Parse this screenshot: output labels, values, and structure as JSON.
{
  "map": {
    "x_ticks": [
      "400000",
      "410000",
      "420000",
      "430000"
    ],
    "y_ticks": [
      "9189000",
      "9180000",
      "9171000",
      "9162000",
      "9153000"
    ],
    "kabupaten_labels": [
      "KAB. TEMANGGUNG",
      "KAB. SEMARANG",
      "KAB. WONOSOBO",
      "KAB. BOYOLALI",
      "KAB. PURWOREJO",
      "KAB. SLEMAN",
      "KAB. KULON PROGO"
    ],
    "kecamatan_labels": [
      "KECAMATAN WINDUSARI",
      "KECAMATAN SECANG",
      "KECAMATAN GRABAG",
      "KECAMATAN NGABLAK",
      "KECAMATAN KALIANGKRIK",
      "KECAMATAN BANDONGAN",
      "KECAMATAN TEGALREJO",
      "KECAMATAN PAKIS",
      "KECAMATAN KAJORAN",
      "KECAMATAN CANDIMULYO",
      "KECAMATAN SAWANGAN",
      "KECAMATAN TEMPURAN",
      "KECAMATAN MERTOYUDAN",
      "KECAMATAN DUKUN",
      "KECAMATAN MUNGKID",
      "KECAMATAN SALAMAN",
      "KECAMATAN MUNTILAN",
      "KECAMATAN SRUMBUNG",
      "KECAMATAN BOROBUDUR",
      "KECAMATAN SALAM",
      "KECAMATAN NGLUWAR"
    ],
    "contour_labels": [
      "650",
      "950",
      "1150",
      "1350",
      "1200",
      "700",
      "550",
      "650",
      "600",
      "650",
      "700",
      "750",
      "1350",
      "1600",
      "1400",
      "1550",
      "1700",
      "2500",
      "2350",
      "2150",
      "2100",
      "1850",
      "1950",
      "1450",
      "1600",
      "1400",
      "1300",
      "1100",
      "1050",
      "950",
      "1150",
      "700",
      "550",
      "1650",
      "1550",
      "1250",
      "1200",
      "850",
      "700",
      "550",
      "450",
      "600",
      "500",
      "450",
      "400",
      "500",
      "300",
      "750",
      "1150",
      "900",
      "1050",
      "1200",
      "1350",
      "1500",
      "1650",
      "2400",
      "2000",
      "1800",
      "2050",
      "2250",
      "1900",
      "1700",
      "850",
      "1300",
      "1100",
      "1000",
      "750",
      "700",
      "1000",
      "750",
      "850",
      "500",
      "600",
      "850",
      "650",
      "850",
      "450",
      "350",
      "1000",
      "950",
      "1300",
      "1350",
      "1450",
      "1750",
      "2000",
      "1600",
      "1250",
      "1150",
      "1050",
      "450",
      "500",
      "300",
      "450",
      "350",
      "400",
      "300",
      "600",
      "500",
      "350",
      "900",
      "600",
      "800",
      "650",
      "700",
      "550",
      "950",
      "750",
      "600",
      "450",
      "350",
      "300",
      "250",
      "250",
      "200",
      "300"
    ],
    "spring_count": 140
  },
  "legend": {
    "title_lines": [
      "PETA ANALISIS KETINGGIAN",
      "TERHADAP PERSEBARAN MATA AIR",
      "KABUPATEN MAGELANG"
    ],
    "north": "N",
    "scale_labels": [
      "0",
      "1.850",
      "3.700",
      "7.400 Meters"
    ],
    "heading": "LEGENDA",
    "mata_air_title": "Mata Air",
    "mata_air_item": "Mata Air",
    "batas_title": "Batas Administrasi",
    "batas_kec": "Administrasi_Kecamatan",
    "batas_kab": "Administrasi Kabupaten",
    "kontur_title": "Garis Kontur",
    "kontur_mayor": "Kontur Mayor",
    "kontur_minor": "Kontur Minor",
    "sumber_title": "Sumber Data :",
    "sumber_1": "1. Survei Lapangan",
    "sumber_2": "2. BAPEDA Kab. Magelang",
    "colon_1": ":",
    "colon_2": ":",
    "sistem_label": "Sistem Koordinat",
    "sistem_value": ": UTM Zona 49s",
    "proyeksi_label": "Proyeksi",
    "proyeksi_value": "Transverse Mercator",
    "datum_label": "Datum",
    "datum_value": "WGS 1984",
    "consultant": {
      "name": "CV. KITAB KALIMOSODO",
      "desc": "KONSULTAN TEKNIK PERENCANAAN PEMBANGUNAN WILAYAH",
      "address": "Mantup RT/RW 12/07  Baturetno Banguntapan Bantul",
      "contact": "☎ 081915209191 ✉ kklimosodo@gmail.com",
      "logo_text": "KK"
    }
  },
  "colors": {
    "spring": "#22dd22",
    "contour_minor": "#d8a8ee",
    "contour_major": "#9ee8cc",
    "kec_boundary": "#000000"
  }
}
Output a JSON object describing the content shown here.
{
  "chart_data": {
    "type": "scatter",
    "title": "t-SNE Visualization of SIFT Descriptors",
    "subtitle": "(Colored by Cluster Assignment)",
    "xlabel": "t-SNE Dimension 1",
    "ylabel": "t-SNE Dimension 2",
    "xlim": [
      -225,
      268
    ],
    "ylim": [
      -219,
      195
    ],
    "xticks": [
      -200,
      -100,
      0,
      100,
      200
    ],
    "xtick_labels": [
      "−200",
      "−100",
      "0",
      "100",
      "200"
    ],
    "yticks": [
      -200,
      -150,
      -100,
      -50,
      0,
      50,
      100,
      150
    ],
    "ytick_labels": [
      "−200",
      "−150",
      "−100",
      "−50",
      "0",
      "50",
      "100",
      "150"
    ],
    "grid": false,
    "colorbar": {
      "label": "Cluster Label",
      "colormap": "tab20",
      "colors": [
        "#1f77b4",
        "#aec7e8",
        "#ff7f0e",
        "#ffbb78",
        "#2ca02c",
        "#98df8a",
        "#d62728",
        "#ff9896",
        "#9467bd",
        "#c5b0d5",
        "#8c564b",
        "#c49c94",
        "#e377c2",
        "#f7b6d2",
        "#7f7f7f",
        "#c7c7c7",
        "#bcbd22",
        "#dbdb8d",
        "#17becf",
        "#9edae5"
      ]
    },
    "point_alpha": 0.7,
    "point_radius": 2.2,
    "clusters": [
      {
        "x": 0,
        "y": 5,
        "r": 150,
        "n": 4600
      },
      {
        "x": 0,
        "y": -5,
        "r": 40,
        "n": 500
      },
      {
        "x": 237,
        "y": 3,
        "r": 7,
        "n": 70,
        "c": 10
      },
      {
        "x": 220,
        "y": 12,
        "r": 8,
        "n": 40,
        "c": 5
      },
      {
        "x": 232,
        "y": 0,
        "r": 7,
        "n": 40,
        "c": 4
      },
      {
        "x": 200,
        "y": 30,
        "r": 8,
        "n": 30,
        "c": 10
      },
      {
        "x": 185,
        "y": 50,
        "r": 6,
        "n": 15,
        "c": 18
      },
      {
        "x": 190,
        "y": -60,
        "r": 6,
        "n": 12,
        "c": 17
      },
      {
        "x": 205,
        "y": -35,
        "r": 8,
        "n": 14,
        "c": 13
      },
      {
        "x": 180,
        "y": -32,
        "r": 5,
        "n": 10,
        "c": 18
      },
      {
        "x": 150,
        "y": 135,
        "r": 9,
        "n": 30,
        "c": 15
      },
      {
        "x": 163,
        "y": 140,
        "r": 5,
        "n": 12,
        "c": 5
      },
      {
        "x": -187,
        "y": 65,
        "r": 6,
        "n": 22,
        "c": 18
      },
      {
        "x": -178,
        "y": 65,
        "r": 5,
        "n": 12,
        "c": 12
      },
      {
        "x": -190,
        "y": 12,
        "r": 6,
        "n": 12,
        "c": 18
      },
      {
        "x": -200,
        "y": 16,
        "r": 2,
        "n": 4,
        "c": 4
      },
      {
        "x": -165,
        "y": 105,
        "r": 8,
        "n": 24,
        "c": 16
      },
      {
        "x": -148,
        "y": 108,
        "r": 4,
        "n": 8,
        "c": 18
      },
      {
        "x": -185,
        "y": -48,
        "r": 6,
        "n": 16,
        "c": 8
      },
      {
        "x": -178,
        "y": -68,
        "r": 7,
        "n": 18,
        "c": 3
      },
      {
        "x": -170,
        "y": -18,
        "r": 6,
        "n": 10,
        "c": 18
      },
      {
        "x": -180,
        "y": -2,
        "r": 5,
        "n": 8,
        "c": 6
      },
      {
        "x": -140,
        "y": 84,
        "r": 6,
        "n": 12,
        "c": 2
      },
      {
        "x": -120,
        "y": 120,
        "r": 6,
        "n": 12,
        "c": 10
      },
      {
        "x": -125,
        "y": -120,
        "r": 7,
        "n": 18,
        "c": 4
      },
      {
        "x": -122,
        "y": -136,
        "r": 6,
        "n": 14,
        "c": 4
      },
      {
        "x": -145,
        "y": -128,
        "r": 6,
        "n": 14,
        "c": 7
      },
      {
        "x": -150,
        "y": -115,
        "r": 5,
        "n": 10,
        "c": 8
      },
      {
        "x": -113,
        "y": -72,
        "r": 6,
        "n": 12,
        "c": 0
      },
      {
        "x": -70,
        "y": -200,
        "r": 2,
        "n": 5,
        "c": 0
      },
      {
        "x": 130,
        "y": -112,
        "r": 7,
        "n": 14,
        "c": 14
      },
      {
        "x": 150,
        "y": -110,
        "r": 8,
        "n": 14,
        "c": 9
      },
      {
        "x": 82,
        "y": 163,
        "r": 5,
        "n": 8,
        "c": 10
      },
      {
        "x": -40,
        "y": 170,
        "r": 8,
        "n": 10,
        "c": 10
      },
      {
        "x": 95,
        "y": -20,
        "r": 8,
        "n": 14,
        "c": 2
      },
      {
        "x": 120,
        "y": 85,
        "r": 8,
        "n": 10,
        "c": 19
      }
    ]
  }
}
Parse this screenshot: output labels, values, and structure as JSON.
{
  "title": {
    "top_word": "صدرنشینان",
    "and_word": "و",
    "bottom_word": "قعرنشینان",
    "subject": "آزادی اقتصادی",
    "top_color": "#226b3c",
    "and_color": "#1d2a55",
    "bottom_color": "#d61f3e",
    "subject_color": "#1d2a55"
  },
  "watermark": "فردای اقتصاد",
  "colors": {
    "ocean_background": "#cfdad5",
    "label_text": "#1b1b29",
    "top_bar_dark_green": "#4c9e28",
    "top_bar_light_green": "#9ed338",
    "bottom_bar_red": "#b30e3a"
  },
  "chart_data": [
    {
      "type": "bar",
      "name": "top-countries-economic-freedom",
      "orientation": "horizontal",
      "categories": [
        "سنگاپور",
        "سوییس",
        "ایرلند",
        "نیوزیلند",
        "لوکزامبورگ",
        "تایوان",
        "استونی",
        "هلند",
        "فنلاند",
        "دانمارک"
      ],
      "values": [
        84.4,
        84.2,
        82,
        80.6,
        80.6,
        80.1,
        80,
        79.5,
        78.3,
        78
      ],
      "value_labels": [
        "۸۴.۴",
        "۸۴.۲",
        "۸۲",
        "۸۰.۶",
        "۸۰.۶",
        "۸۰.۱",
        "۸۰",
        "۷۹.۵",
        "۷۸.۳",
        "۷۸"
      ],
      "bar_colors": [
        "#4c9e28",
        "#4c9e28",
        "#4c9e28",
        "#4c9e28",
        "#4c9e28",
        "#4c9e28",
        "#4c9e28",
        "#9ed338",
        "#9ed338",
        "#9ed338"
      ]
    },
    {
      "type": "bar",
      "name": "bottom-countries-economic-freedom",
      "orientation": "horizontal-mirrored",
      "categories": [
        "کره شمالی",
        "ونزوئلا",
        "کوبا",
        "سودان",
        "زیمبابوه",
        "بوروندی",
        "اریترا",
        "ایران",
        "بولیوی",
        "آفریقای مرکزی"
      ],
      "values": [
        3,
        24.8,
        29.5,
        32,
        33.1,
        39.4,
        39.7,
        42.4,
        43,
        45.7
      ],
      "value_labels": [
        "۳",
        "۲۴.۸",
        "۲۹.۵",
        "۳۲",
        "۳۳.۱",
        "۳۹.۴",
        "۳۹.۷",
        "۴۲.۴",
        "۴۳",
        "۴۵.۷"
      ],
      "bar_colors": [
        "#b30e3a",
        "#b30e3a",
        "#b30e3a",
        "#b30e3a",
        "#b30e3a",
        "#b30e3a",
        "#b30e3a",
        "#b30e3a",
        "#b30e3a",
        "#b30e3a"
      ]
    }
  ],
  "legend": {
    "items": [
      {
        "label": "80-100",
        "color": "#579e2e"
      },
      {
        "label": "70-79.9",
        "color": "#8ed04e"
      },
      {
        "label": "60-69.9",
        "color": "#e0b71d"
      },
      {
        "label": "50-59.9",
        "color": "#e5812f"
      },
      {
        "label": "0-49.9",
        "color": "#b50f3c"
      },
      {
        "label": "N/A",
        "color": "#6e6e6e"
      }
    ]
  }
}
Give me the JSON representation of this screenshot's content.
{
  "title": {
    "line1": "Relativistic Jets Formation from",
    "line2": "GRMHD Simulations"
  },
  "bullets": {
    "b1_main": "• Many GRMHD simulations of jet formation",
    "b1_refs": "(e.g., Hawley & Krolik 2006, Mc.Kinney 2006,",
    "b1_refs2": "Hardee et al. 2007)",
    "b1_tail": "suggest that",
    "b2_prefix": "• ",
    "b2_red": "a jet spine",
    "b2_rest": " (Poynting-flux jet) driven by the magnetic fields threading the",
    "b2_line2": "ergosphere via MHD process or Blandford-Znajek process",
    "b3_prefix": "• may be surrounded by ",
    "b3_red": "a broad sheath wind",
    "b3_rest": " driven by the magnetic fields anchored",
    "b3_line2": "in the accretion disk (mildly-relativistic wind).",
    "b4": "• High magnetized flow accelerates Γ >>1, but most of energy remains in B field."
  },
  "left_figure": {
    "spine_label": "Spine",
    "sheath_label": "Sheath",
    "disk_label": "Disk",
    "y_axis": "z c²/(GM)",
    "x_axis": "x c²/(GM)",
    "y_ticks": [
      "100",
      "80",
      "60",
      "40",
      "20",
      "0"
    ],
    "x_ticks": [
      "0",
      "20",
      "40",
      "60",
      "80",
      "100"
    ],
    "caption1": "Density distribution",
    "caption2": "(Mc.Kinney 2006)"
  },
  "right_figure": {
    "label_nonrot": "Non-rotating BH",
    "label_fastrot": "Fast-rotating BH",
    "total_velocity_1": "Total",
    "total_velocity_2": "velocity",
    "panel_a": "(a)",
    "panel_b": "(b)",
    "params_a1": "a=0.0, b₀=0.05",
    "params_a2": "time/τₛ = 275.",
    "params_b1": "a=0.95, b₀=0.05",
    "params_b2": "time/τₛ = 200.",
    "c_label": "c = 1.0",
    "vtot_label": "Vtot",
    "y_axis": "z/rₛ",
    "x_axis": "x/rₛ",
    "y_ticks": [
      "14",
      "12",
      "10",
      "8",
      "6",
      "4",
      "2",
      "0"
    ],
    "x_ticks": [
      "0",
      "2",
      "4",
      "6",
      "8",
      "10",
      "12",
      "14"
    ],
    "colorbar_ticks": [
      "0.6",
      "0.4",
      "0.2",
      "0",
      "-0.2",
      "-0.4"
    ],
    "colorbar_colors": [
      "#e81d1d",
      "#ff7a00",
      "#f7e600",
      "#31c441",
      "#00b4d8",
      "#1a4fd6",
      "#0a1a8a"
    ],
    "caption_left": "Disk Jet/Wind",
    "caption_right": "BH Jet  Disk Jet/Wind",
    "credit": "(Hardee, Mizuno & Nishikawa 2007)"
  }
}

§ **Direction**: Report how many lines of the listing hold the string "magnetic", giving only the number.

§ **Task result**: 2